Last week we asked you, our readers, for questions that you'd like addressed. We received many great inquiries, and today we will address one:
"Can you talk about the importance of stillness in yoga practice?"
As we consider the importance or lack thereof of stillness, it is vital to consider the root question of any undertaking: what is the purpose? Before reading on, it is worth taking a moment to consider the purpose of your yoga practice. The form of your practice should serve its function, meaning that it should accomplish whatever it is that you are trying to achieve. This can be complicated when talking about yoga, because it has changed a lot over hundreds of years.
Stillness can be confusing and even controversial in today's Western yoga world. The majority of what is practiced as yoga today includes abundant movement, often referred to as "flow." Various bodily positions are fluidly linked together and transitioned between, with lots of Sun Salutes, a calisthenic exercise that incorporates regular breathing with stretching, a push-up-like movement and some spinal bending. The Sun Salute (Surya Namaskara) became popular in India in the 1920s.
A contrasting style focuses on positions held in stillness, anywhere from 10 seconds to several minutes. In the past decade or so, it has become fashionable to refer to any stillness-based method as hatha yoga, presumably to separate it from the movement-based vinyasa methods described above.
For the past hundred years or so, calisthenics, gymnastics, acrobatics and contortion have taken the name of yoga. This is why so much "yoga" in the West includes movement, strength, jumping, deep stretching, rhythmic breathing, getting the heart rate up, sweating, etc. Calisthenics and exercise have been known to improve physical and mental health, and it is no surprise that yoga practices have veered in this direction as our culture puts more and more value on fitness. But these tendencies--movement, health and fitness--are new to the yoga world.
The earliest extant texts on yoga, including the Upanishads, the Mahabharata and the Yoga Sutras, describe a practice of mental concentration, turning the senses, mind and intellect toward the inner self. This practice doesn't include moving the body in any particular position, other than holding it “steady like a pillar and motionless like a mountain. Then it can be said that they are practicing yoga.” (Mahabharata 12.294.15) According to these texts, stillness of the body is a prerequisite for yoga practice.
If the body is moving, the senses are stimulated, including the sense of touch and sight to enable coordination and balance. The senses draw the mind outward, preventing it from turning inward in anything that could be called yoga practice. According to the earliest texts, yoga is not a physical practice but a mental one. So focusing on what we are doing with the body can be misleading, lest we think that holding the body in stillness equals practicing yoga. But the body must be held "as motionless as a rock” (Mahabharata 12.294.14) for the true practices of yoga--the mental elements--to be done.

== PROVIDED DATA ==
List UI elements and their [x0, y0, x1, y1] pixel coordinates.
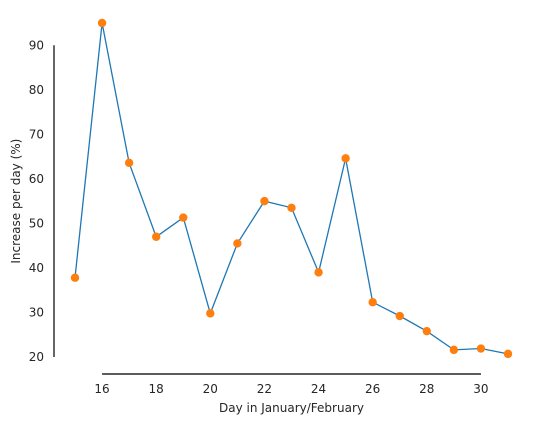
x-tick-labels: 16 18 20 22 24 26 28 30	[94, 382, 488, 396]
data-point	[287, 203, 296, 213]
data-point	[97, 18, 107, 28]
data-point	[314, 268, 323, 277]
x-tick-label: 20	[203, 382, 218, 396]
x-tick-label: 26	[365, 382, 380, 396]
y-tick-labels: 20 30 40 50 60 70 80 90	[29, 38, 44, 364]
x-axis: 16 18 20 22 24 26 28 30	[94, 373, 489, 396]
series	[70, 18, 513, 359]
data-point	[476, 344, 486, 353]
x-axis-label: Day in January/February	[219, 401, 364, 415]
x-tick-label: 30	[473, 382, 488, 396]
data-point	[503, 349, 513, 359]
y-tick-label: 70	[29, 127, 44, 141]
y-tick-label: 40	[29, 261, 44, 275]
y-tick-label: 60	[29, 172, 44, 186]
data-point	[233, 239, 242, 248]
x-tick-label: 28	[419, 382, 434, 396]
data-point	[124, 158, 134, 168]
y-axis: 20 30 40 50 60 70 80 90	[29, 38, 55, 364]
y-tick-label: 20	[29, 350, 44, 364]
y-tick-label: 50	[29, 216, 44, 230]
x-tick-label: 24	[311, 382, 326, 396]
y-tick-label: 90	[29, 38, 44, 52]
data-point	[422, 326, 432, 336]
data-point	[151, 232, 161, 241]
y-tick-label: 30	[29, 305, 44, 319]
series-line	[74, 22, 509, 355]
x-tick-label: 18	[149, 382, 164, 396]
data-point	[341, 154, 350, 163]
data-point	[395, 311, 404, 321]
y-tick-label: 80	[29, 83, 44, 97]
x-tick-label: 16	[94, 382, 109, 396]
x-tick-label: 22	[257, 382, 272, 396]
y-axis-label: Increase per day (%)	[9, 139, 23, 264]
data-point	[179, 213, 188, 222]
data-point	[449, 345, 459, 355]
data-point	[368, 298, 377, 307]
data-point	[206, 309, 215, 318]
data-point	[260, 196, 269, 206]
data-point	[70, 273, 80, 282]
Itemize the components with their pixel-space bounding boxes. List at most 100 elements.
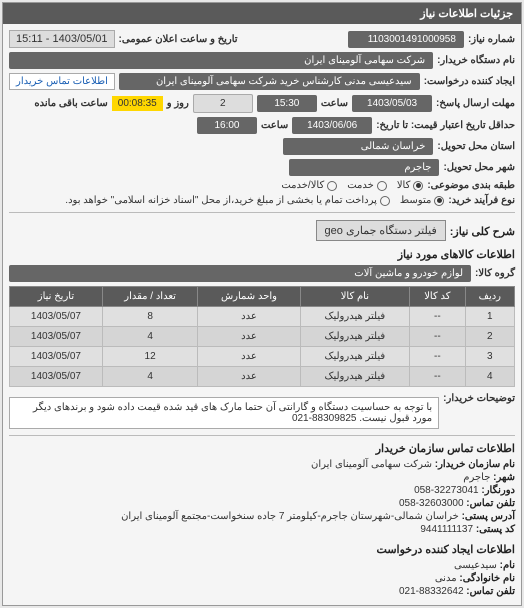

== SET PROBLEM 1 ==
Say whether each statement below agrees with the article on stillness in yoga. Answer yes or no for each, and quote the words of the article that decide it.
(a) The Sun Salute became popular in India in the 1920s.
(b) The earliest texts describe yoga as mainly a physical practice.
(c) It has become fashionable to call any stillness-based method vinyasa yoga.
== SET PROBLEM 2 ==
Copy word for word everything in the article on stillness in yoga from "Stillness can be" down to "methods described above.".

== OUTPUT 1 ==
(a) Yes. "The Sun Salute (Surya Namaskara) became popular in India in the 1920s."
(b) No. "According to the earliest texts, yoga is not a physical practice but a mental one."
(c) No. "it has become fashionable to refer to any stillness-based method as hatha yoga"

== OUTPUT 2 ==
Stillness can be confusing and even controversial in today's Western yoga world. The majority of what is practiced as yoga today includes abundant movement, often referred to as "flow." Various bodily positions are fluidly linked together and transitioned between, with lots of Sun Salutes, a calisthenic exercise that incorporates regular breathing with stretching, a push-up-like movement and some spinal bending. The Sun Salute (Surya Namaskara) became popular in India in the 1920s.
A contrasting style focuses on positions held in stillness, anywhere from 10 seconds to several minutes. In the past decade or so, it has become fashionable to refer to any stillness-based method as hatha yoga, presumably to separate it from the movement-based vinyasa methods described above.